• [DESCRIPTION OF THE TASK]: Copy the listing that follows exactly. Its pictures do not belong in the copy.

Start of Block

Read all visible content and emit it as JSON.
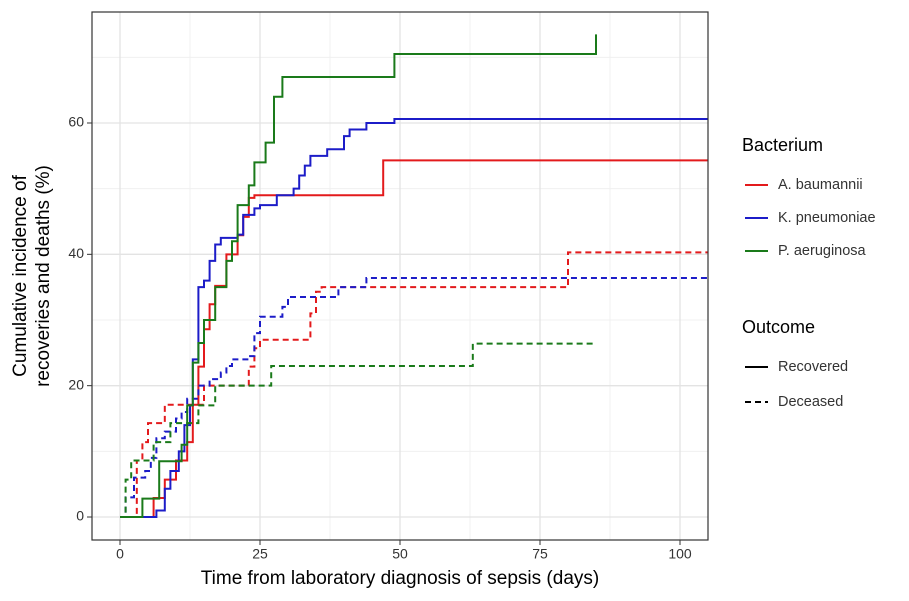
{
  "chart_data": {
    "type": "step",
    "x_label": "Time from laboratory diagnosis of sepsis (days)",
    "y_label": [
      "Cumulative incidence of",
      "recoveries and deaths (%)"
    ],
    "xlim": [
      -5,
      105
    ],
    "ylim": [
      -3.5,
      76.9
    ],
    "xticks": [
      0,
      25,
      50,
      75,
      100
    ],
    "yticks": [
      0,
      20,
      40,
      60
    ],
    "grid": true,
    "minor_grid": true,
    "legend_position": "right",
    "color_title": "Bacterium",
    "linetype_title": "Outcome",
    "outcomes": [
      {
        "name": "Recovered",
        "linetype": "solid"
      },
      {
        "name": "Deceased",
        "linetype": "dashed"
      }
    ],
    "groups": [
      {
        "name": "A. baumannii",
        "color": "#e31a1c",
        "series": [
          {
            "x": [
              0,
              6,
              8,
              10,
              12,
              13,
              14,
              15,
              16,
              17,
              19,
              21,
              22,
              23,
              24,
              47,
              105
            ],
            "values": [
              0,
              2.9,
              5.7,
              8.6,
              11.4,
              17.1,
              22.9,
              28.6,
              32.4,
              35.2,
              40,
              42.9,
              45.7,
              48.6,
              49,
              54.3,
              54.3
            ]
          },
          {
            "x": [
              0,
              3,
              4,
              5,
              8,
              15,
              23,
              24,
              25,
              34,
              35,
              36,
              80,
              105
            ],
            "values": [
              0,
              8.6,
              11.4,
              14.3,
              17.1,
              20,
              22.9,
              25.7,
              27,
              31,
              34.3,
              35,
              40.3,
              40.3
            ]
          }
        ]
      },
      {
        "name": "K. pneumoniae",
        "color": "#1c1cc8",
        "series": [
          {
            "x": [
              0,
              6.5,
              8,
              9,
              10.5,
              11.5,
              12.5,
              13,
              14,
              15,
              16,
              17,
              18,
              21,
              22,
              24,
              25,
              28,
              31,
              32,
              33,
              34,
              37,
              40,
              41,
              44,
              49,
              105
            ],
            "values": [
              0,
              1,
              4.3,
              7,
              10,
              14,
              17,
              24,
              35,
              36,
              39,
              41.5,
              42.5,
              43,
              46,
              47,
              47.5,
              49,
              50,
              52,
              53.5,
              55,
              56,
              58,
              59,
              60,
              60.6,
              60.6
            ]
          },
          {
            "x": [
              0,
              1,
              2.5,
              4.5,
              5.5,
              6.5,
              8,
              10,
              11,
              12,
              14,
              16,
              18,
              19,
              20,
              23,
              24,
              25,
              29,
              30,
              39,
              44,
              105
            ],
            "values": [
              0,
              3,
              6,
              7,
              9,
              12,
              13,
              15,
              16,
              18,
              20,
              21,
              22,
              23,
              24,
              24.5,
              28,
              30.5,
              32,
              33.5,
              35,
              36.4,
              36.4
            ]
          }
        ]
      },
      {
        "name": "P. aeruginosa",
        "color": "#1a7a1a",
        "series": [
          {
            "x": [
              0,
              4,
              7,
              11,
              12,
              13,
              14,
              15,
              17,
              19,
              20,
              21,
              23,
              24,
              26,
              27.5,
              29,
              49,
              85
            ],
            "values": [
              0,
              2.8,
              8.5,
              11,
              17,
              23.5,
              26.5,
              30,
              35,
              39,
              42,
              47.5,
              50.5,
              54,
              57,
              64,
              67,
              70.5,
              73.5
            ]
          },
          {
            "x": [
              0,
              1,
              2,
              6,
              9,
              14,
              17,
              27,
              63,
              85
            ],
            "values": [
              0,
              5.7,
              8.6,
              11.4,
              14.3,
              17,
              20,
              23,
              26.4,
              26.4
            ]
          }
        ]
      }
    ]
  }
}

End of Block

• [ANSWER BOX]:
Read all visible content and emit it as JSON.
{
  "chart_data": {
    "type": "step",
    "x_label": "Time from laboratory diagnosis of sepsis (days)",
    "y_label": [
      "Cumulative incidence of",
      "recoveries and deaths (%)"
    ],
    "xlim": [
      -5,
      105
    ],
    "ylim": [
      -3.5,
      76.9
    ],
    "xticks": [
      0,
      25,
      50,
      75,
      100
    ],
    "yticks": [
      0,
      20,
      40,
      60
    ],
    "grid": true,
    "minor_grid": true,
    "legend_position": "right",
    "color_title": "Bacterium",
    "linetype_title": "Outcome",
    "outcomes": [
      {
        "name": "Recovered",
        "linetype": "solid"
      },
      {
        "name": "Deceased",
        "linetype": "dashed"
      }
    ],
    "groups": [
      {
        "name": "A. baumannii",
        "color": "#e31a1c",
        "series": [
          {
            "x": [
              0,
              6,
              8,
              10,
              12,
              13,
              14,
              15,
              16,
              17,
              19,
              21,
              22,
              23,
              24,
              47,
              105
            ],
            "values": [
              0,
              2.9,
              5.7,
              8.6,
              11.4,
              17.1,
              22.9,
              28.6,
              32.4,
              35.2,
              40,
              42.9,
              45.7,
              48.6,
              49,
              54.3,
              54.3
            ]
          },
          {
            "x": [
              0,
              3,
              4,
              5,
              8,
              15,
              23,
              24,
              25,
              34,
              35,
              36,
              80,
              105
            ],
            "values": [
              0,
              8.6,
              11.4,
              14.3,
              17.1,
              20,
              22.9,
              25.7,
              27,
              31,
              34.3,
              35,
              40.3,
              40.3
            ]
          }
        ]
      },
      {
        "name": "K. pneumoniae",
        "color": "#1c1cc8",
        "series": [
          {
            "x": [
              0,
              6.5,
              8,
              9,
              10.5,
              11.5,
              12.5,
              13,
              14,
              15,
              16,
              17,
              18,
              21,
              22,
              24,
              25,
              28,
              31,
              32,
              33,
              34,
              37,
              40,
              41,
              44,
              49,
              105
            ],
            "values": [
              0,
              1,
              4.3,
              7,
              10,
              14,
              17,
              24,
              35,
              36,
              39,
              41.5,
              42.5,
              43,
              46,
              47,
              47.5,
              49,
              50,
              52,
              53.5,
              55,
              56,
              58,
              59,
              60,
              60.6,
              60.6
            ]
          },
          {
            "x": [
              0,
              1,
              2.5,
              4.5,
              5.5,
              6.5,
              8,
              10,
              11,
              12,
              14,
              16,
              18,
              19,
              20,
              23,
              24,
              25,
              29,
              30,
              39,
              44,
              105
            ],
            "values": [
              0,
              3,
              6,
              7,
              9,
              12,
              13,
              15,
              16,
              18,
              20,
              21,
              22,
              23,
              24,
              24.5,
              28,
              30.5,
              32,
              33.5,
              35,
              36.4,
              36.4
            ]
          }
        ]
      },
      {
        "name": "P. aeruginosa",
        "color": "#1a7a1a",
        "series": [
          {
            "x": [
              0,
              4,
              7,
              11,
              12,
              13,
              14,
              15,
              17,
              19,
              20,
              21,
              23,
              24,
              26,
              27.5,
              29,
              49,
              85
            ],
            "values": [
              0,
              2.8,
              8.5,
              11,
              17,
              23.5,
              26.5,
              30,
              35,
              39,
              42,
              47.5,
              50.5,
              54,
              57,
              64,
              67,
              70.5,
              73.5
            ]
          },
          {
            "x": [
              0,
              1,
              2,
              6,
              9,
              14,
              17,
              27,
              63,
              85
            ],
            "values": [
              0,
              5.7,
              8.6,
              11.4,
              14.3,
              17,
              20,
              23,
              26.4,
              26.4
            ]
          }
        ]
      }
    ]
  }
}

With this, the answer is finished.